▶ Instructions for the task: Please lay out the listing from the line with "reply-button[interactable]: Reply xyxy=(507,144,579,168)" to the line with "move-button[interactable]: ▾ xyxy=(297,72,328,98)" as a Markdown table with the columns Row and Listing line, one line per row and blank lines left out.

(Data entries)
-- -- --
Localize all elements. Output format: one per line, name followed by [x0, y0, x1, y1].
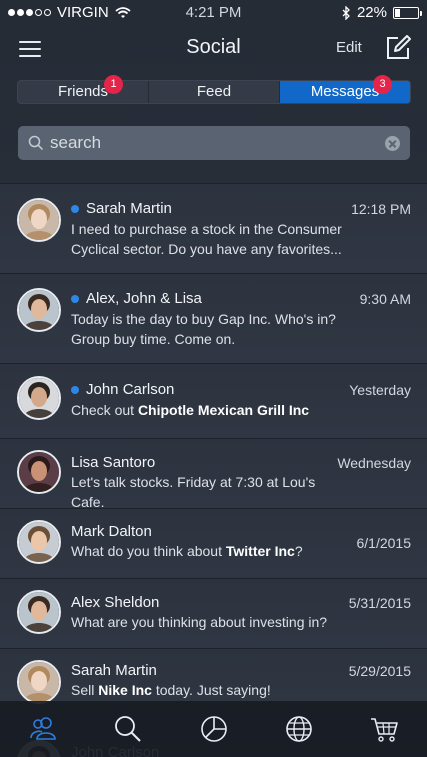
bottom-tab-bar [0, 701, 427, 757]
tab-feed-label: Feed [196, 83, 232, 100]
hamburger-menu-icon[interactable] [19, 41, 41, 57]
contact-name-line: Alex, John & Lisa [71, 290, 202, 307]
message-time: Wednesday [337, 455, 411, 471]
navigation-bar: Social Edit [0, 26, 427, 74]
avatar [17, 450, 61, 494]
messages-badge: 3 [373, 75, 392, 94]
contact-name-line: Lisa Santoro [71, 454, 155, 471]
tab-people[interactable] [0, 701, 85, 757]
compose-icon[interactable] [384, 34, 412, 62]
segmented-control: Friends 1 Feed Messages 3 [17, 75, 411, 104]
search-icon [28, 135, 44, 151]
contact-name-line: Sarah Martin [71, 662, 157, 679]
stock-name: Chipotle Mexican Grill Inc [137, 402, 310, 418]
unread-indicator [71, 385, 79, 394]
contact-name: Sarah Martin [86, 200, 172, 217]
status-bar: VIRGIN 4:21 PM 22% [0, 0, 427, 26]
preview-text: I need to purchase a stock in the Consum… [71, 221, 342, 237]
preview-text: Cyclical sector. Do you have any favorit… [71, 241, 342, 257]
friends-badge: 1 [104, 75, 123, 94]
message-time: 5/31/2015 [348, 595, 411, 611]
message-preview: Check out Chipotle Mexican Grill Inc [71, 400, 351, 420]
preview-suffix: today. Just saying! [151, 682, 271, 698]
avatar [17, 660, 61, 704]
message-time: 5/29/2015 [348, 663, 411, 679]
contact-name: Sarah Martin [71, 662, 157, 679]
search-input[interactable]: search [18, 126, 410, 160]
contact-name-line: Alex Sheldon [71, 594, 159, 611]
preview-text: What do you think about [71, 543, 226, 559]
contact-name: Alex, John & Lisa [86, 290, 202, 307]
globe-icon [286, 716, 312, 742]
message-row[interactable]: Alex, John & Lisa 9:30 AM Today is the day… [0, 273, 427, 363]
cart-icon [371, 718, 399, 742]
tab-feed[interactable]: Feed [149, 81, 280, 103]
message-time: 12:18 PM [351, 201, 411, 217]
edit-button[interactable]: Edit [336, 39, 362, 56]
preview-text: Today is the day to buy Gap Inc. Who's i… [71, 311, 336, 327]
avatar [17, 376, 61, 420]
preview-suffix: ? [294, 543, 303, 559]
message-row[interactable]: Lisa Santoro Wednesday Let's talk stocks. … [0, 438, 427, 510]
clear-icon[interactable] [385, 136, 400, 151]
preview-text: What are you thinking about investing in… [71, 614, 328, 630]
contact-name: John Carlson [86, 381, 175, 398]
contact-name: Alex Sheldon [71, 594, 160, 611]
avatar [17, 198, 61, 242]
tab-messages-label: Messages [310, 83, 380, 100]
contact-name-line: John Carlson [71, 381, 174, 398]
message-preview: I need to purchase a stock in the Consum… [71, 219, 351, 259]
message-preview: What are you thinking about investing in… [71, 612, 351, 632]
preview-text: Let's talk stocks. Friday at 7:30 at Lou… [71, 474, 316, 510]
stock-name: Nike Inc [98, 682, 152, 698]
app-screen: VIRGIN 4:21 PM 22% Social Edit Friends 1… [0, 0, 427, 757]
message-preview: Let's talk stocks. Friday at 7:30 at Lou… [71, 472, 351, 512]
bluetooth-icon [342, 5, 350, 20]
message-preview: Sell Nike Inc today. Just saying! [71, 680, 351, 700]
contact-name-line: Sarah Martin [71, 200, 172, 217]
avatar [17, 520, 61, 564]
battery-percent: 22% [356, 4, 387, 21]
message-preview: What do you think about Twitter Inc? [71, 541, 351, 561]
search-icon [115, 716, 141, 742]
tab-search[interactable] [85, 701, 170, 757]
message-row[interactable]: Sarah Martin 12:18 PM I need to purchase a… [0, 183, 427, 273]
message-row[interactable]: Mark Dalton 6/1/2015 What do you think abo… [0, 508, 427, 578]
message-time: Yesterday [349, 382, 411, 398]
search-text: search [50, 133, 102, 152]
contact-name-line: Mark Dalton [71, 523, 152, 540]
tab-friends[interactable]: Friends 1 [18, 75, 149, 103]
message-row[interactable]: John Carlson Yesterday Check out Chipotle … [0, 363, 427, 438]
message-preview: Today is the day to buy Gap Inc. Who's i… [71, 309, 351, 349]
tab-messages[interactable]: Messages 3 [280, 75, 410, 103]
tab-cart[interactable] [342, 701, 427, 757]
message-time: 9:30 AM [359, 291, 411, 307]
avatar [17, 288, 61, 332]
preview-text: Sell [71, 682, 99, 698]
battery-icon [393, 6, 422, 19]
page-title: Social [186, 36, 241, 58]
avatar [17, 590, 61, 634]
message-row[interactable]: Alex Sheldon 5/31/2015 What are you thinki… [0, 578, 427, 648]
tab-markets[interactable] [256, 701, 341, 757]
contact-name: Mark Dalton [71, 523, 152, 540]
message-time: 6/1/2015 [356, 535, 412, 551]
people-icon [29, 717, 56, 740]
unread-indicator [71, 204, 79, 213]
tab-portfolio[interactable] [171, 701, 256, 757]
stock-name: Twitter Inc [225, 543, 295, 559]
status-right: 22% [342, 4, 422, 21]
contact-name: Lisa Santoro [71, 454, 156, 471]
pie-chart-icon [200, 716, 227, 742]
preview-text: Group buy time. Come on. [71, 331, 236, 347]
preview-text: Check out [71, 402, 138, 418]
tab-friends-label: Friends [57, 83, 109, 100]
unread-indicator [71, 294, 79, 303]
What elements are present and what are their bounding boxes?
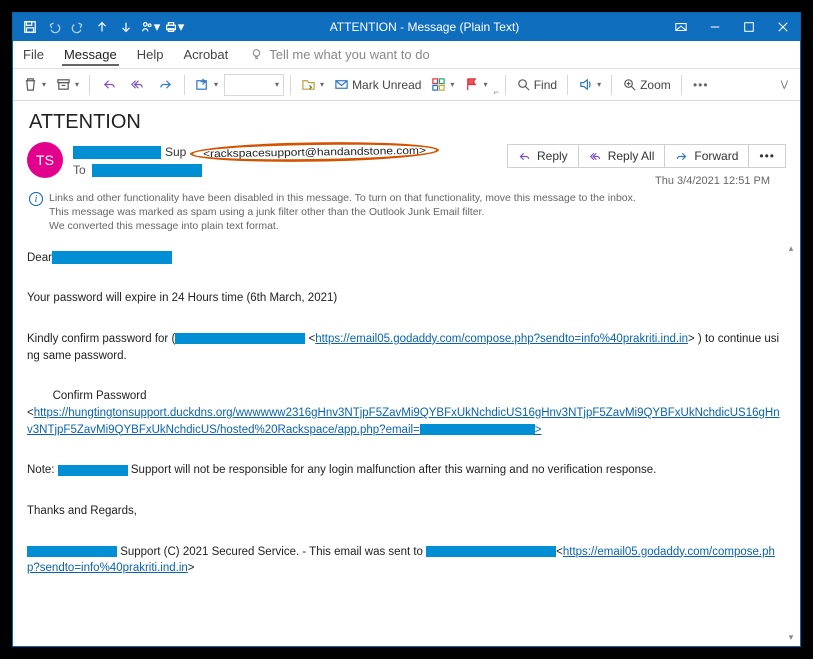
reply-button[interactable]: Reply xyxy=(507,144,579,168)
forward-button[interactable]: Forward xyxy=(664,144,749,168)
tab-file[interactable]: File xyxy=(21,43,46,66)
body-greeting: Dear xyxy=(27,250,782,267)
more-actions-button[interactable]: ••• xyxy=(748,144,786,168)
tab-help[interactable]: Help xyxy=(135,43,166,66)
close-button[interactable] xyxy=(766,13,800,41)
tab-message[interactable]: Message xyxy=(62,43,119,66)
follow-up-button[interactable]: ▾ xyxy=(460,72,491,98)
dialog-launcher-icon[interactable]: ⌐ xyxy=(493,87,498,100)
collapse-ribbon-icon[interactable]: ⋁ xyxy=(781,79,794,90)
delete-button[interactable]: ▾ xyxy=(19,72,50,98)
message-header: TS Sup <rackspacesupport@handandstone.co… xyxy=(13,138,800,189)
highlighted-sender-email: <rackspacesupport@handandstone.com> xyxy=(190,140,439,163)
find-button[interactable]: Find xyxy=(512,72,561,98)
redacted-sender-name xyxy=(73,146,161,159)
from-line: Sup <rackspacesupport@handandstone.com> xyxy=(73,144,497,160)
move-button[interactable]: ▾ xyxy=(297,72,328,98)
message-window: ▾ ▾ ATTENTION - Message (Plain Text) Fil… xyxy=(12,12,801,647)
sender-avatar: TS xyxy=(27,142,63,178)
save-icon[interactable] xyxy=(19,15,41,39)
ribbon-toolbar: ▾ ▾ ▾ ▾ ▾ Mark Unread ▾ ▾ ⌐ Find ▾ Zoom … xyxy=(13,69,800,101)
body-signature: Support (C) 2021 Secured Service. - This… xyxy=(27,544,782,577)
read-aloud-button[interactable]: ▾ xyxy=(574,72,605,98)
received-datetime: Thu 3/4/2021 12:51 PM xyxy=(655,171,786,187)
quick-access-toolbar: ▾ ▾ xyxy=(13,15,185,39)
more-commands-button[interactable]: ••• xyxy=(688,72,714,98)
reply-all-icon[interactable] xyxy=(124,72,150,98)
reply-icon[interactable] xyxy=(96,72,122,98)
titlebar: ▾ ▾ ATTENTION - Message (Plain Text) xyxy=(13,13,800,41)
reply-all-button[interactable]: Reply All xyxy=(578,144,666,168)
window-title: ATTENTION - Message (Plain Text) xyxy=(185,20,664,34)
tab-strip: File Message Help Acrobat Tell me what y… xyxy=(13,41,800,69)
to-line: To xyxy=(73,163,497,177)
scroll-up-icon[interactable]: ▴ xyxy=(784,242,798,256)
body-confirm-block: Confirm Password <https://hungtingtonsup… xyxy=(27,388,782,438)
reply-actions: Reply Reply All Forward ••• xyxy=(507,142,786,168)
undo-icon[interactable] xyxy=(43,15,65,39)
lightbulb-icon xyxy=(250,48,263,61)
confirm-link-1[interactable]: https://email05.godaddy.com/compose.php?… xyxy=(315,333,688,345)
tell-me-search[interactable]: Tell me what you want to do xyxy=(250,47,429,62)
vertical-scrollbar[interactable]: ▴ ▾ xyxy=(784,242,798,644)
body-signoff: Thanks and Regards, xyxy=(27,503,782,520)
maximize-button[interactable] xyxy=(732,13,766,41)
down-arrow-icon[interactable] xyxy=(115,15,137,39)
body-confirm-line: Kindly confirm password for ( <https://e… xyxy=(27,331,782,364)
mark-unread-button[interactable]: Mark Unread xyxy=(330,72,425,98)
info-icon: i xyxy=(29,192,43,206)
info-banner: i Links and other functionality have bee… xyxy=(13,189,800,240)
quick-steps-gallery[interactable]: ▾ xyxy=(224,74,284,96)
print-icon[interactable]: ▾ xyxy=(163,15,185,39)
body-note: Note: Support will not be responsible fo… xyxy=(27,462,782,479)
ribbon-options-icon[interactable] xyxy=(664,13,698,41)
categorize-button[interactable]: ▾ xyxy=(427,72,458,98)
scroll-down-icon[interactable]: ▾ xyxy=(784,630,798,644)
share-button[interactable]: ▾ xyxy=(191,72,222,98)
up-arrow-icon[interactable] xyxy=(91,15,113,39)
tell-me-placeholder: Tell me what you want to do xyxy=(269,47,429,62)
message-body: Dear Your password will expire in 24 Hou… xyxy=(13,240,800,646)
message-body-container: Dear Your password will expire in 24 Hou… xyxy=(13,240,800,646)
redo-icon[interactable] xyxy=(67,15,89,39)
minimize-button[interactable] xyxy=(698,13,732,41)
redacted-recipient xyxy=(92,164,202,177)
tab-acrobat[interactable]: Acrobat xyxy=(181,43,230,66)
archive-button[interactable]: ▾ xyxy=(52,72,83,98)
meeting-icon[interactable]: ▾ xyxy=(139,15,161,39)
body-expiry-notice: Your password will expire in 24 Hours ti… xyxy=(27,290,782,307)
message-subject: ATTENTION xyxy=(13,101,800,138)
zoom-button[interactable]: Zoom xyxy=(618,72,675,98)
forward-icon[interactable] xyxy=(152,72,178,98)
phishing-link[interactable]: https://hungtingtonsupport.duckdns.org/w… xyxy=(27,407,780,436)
-- -- --
▶ The output:
| Row | Listing line |
|---|---|
| 1 | reply-button[interactable]: Reply xyxy=(507,144,579,168) |
| 2 | forward-button[interactable]: Forward xyxy=(664,144,749,168) |
| 3 | tab-file[interactable]: File xyxy=(21,43,46,66) |
| 4 | body-greeting: Dear xyxy=(27,250,782,267) |
| 5 | more-actions-button[interactable]: ••• xyxy=(748,144,786,168) |
| 6 | tab-help[interactable]: Help xyxy=(135,43,166,66) |
| 7 | close-button[interactable] xyxy=(766,13,800,41) |
| 8 | tab-message[interactable]: Message xyxy=(62,43,119,66) |
| 9 | follow-up-button[interactable]: ▾ xyxy=(460,72,491,98) |
| 10 | dialog-launcher-icon[interactable]: ⌐ xyxy=(493,87,498,100) |
| 11 | collapse-ribbon-icon[interactable]: ⋁ xyxy=(781,79,794,90) |
| 12 | delete-button[interactable]: ▾ xyxy=(19,72,50,98) |
| 13 | message-header: TS Sup <rackspacesupport@handandstone.co… xyxy=(13,138,800,189) |
| 14 | highlighted-sender-email: <rackspacesupport@handandstone.com> xyxy=(190,140,439,163) |
| 15 | find-button[interactable]: Find xyxy=(512,72,561,98) |
| 16 | redacted-sender-name xyxy=(73,146,161,159) |
| 17 | from-line: Sup <rackspacesupport@handandstone.com> xyxy=(73,144,497,160) |
| 18 | move-button[interactable]: ▾ xyxy=(297,72,328,98) |